── Available data
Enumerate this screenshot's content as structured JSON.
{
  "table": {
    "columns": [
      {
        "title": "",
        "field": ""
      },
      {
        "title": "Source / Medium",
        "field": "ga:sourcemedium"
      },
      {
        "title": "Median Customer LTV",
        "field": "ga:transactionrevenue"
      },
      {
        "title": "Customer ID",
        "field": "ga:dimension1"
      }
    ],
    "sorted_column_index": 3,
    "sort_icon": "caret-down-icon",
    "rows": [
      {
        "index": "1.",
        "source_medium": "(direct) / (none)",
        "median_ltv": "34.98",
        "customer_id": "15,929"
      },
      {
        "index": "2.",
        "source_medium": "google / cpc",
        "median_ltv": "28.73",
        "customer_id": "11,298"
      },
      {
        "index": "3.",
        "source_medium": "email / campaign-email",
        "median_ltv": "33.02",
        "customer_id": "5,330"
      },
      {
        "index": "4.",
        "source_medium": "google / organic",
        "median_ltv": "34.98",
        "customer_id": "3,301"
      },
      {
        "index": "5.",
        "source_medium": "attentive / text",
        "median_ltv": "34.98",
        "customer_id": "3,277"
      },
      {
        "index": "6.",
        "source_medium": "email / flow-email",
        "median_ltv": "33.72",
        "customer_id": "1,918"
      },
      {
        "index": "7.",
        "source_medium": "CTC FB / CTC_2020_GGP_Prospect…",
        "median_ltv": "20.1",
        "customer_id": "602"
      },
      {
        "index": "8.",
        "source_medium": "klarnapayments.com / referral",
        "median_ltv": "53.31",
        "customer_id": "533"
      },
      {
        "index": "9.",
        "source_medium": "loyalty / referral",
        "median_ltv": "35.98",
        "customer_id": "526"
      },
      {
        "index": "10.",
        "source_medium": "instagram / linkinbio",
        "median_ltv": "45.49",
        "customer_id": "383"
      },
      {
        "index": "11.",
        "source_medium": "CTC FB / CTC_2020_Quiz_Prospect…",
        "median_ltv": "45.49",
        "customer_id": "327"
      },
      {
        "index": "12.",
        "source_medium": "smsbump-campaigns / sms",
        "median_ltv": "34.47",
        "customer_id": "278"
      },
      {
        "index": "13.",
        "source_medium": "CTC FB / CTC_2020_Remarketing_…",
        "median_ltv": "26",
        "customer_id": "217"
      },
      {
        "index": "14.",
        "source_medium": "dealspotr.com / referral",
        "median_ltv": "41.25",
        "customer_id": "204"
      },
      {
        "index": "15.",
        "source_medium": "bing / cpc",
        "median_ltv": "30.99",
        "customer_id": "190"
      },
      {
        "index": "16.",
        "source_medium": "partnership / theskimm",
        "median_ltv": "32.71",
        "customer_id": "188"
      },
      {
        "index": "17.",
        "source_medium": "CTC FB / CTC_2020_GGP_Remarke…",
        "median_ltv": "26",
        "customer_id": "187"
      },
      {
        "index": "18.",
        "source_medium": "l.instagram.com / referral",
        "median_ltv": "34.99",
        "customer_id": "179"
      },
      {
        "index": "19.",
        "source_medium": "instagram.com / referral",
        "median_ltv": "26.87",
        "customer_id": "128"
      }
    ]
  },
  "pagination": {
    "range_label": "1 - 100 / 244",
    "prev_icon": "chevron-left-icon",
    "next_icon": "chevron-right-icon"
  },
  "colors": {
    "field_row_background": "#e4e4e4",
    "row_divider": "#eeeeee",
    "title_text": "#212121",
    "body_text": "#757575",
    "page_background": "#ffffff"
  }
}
────
* [Instructions for the task] Write every entry out again exactly.

* [Task result]
Enumerate this screenshot's content as structured JSON.
{
  "table": {
    "columns": [
      {
        "title": "",
        "field": ""
      },
      {
        "title": "Source / Medium",
        "field": "ga:sourcemedium"
      },
      {
        "title": "Median Customer LTV",
        "field": "ga:transactionrevenue"
      },
      {
        "title": "Customer ID",
        "field": "ga:dimension1"
      }
    ],
    "sorted_column_index": 3,
    "sort_icon": "caret-down-icon",
    "rows": [
      {
        "index": "1.",
        "source_medium": "(direct) / (none)",
        "median_ltv": "34.98",
        "customer_id": "15,929"
      },
      {
        "index": "2.",
        "source_medium": "google / cpc",
        "median_ltv": "28.73",
        "customer_id": "11,298"
      },
      {
        "index": "3.",
        "source_medium": "email / campaign-email",
        "median_ltv": "33.02",
        "customer_id": "5,330"
      },
      {
        "index": "4.",
        "source_medium": "google / organic",
        "median_ltv": "34.98",
        "customer_id": "3,301"
      },
      {
        "index": "5.",
        "source_medium": "attentive / text",
        "median_ltv": "34.98",
        "customer_id": "3,277"
      },
      {
        "index": "6.",
        "source_medium": "email / flow-email",
        "median_ltv": "33.72",
        "customer_id": "1,918"
      },
      {
        "index": "7.",
        "source_medium": "CTC FB / CTC_2020_GGP_Prospect…",
        "median_ltv": "20.1",
        "customer_id": "602"
      },
      {
        "index": "8.",
        "source_medium": "klarnapayments.com / referral",
        "median_ltv": "53.31",
        "customer_id": "533"
      },
      {
        "index": "9.",
        "source_medium": "loyalty / referral",
        "median_ltv": "35.98",
        "customer_id": "526"
      },
      {
        "index": "10.",
        "source_medium": "instagram / linkinbio",
        "median_ltv": "45.49",
        "customer_id": "383"
      },
      {
        "index": "11.",
        "source_medium": "CTC FB / CTC_2020_Quiz_Prospect…",
        "median_ltv": "45.49",
        "customer_id": "327"
      },
      {
        "index": "12.",
        "source_medium": "smsbump-campaigns / sms",
        "median_ltv": "34.47",
        "customer_id": "278"
      },
      {
        "index": "13.",
        "source_medium": "CTC FB / CTC_2020_Remarketing_…",
        "median_ltv": "26",
        "customer_id": "217"
      },
      {
        "index": "14.",
        "source_medium": "dealspotr.com / referral",
        "median_ltv": "41.25",
        "customer_id": "204"
      },
      {
        "index": "15.",
        "source_medium": "bing / cpc",
        "median_ltv": "30.99",
        "customer_id": "190"
      },
      {
        "index": "16.",
        "source_medium": "partnership / theskimm",
        "median_ltv": "32.71",
        "customer_id": "188"
      },
      {
        "index": "17.",
        "source_medium": "CTC FB / CTC_2020_GGP_Remarke…",
        "median_ltv": "26",
        "customer_id": "187"
      },
      {
        "index": "18.",
        "source_medium": "l.instagram.com / referral",
        "median_ltv": "34.99",
        "customer_id": "179"
      },
      {
        "index": "19.",
        "source_medium": "instagram.com / referral",
        "median_ltv": "26.87",
        "customer_id": "128"
      }
    ]
  },
  "pagination": {
    "range_label": "1 - 100 / 244",
    "prev_icon": "chevron-left-icon",
    "next_icon": "chevron-right-icon"
  },
  "colors": {
    "field_row_background": "#e4e4e4",
    "row_divider": "#eeeeee",
    "title_text": "#212121",
    "body_text": "#757575",
    "page_background": "#ffffff"
  }
}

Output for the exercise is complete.